Dataset excerpts
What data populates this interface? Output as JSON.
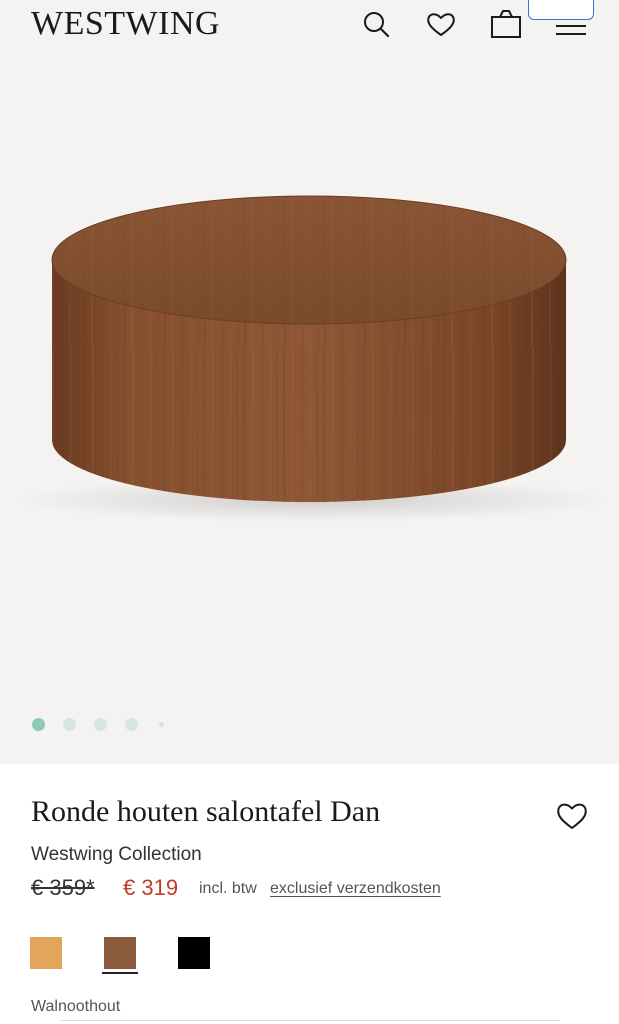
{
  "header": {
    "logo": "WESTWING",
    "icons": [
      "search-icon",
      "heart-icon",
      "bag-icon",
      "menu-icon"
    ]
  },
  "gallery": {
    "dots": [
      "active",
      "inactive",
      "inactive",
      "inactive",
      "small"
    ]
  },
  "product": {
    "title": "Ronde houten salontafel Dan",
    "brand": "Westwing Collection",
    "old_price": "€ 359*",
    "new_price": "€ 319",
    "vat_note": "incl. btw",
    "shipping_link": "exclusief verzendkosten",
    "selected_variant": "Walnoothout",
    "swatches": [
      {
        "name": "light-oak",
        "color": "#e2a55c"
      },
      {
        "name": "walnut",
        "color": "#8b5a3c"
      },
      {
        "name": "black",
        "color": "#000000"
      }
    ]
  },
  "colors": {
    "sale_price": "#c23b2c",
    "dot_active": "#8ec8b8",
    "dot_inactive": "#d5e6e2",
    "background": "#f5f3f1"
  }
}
==
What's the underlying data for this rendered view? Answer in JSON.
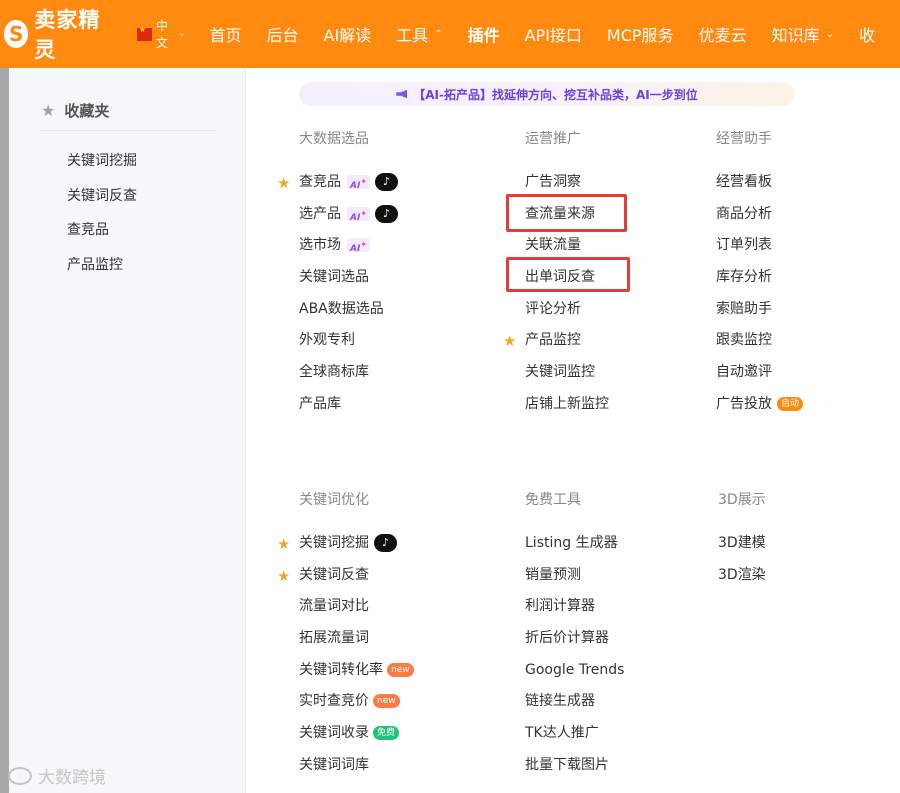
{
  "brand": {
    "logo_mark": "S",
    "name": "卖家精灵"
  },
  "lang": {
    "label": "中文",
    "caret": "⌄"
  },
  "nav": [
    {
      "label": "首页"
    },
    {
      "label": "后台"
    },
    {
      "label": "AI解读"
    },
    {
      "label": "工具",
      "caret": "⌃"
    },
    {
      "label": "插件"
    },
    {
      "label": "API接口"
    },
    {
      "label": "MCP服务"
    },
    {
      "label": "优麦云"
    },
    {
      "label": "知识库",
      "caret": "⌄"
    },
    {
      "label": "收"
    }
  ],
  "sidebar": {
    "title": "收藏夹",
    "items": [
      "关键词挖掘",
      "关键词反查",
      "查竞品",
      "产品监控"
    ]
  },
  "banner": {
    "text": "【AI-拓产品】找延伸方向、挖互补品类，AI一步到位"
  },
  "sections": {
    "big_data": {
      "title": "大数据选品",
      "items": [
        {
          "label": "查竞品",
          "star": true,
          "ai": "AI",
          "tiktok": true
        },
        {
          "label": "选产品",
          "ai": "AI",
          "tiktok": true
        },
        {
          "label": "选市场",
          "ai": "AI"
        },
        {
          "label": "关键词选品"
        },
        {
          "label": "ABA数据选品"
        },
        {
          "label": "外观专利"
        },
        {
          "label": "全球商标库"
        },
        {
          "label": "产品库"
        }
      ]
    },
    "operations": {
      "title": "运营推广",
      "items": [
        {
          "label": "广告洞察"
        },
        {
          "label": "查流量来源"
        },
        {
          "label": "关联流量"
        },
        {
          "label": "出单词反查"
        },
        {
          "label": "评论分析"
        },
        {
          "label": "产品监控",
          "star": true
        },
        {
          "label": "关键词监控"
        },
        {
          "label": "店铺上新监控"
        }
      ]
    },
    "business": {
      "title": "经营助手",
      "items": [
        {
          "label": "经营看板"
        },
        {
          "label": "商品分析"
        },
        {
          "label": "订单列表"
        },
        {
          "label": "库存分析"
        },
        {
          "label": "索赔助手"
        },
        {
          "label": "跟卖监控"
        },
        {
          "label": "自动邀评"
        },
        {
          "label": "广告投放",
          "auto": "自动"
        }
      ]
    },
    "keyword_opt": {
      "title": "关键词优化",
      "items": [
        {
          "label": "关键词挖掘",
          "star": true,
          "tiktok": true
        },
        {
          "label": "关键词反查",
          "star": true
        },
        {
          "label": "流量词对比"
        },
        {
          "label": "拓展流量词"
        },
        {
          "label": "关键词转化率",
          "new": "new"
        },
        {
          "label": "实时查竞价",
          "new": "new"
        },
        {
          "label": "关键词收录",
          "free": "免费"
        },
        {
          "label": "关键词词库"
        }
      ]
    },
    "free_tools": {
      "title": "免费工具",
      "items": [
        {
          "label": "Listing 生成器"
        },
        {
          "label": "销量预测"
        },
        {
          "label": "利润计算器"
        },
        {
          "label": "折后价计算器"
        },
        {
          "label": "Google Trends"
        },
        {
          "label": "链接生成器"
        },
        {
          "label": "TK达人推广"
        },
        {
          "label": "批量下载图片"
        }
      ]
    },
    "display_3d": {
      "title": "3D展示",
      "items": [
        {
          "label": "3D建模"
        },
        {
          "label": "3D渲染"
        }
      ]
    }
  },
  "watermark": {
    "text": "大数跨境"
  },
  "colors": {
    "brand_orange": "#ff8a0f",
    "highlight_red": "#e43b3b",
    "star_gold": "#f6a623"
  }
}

_Work instructions_. Which lines contain the word "What"? Return each of them.

_The output_.
What data populates this interface? Output as JSON.
What's the underlying data for this rendered view? Answer in JSON.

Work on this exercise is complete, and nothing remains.